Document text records
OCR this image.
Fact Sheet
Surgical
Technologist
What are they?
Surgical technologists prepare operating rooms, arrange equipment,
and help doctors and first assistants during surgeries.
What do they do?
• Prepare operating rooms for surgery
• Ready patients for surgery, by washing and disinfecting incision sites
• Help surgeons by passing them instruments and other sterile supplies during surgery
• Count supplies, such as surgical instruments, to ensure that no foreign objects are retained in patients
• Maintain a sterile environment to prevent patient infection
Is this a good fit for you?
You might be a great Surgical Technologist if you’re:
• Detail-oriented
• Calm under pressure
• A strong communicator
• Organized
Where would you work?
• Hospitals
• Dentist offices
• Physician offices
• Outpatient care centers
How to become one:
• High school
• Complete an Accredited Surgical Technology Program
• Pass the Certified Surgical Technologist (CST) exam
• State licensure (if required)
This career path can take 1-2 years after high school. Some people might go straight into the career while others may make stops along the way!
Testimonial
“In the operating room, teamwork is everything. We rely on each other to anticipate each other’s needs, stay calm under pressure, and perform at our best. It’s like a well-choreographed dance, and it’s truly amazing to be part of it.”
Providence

ASSIGNED TASK. Output every record above, exactly as written.

ANSWER BOX.
OCR this image.
Fact Sheet
Surgical
Technologist
What are they?
Surgical technologists prepare operating rooms, arrange equipment,
and help doctors and first assistants during surgeries.
What do they do?
• Prepare operating rooms for surgery
• Ready patients for surgery, by washing and disinfecting incision sites
• Help surgeons by passing them instruments and other sterile supplies during surgery
• Count supplies, such as surgical instruments, to ensure that no foreign objects are retained in patients
• Maintain a sterile environment to prevent patient infection
Is this a good fit for you?
You might be a great Surgical Technologist if you’re:
• Detail-oriented
• Calm under pressure
• A strong communicator
• Organized
Where would you work?
• Hospitals
• Dentist offices
• Physician offices
• Outpatient care centers
How to become one:
• High school
• Complete an Accredited Surgical Technology Program
• Pass the Certified Surgical Technologist (CST) exam
• State licensure (if required)
This career path can take 1-2 years after high school. Some people might go straight into the career while others may make stops along the way!
Testimonial
“In the operating room, teamwork is everything. We rely on each other to anticipate each other’s needs, stay calm under pressure, and perform at our best. It’s like a well-choreographed dance, and it’s truly amazing to be part of it.”
Providence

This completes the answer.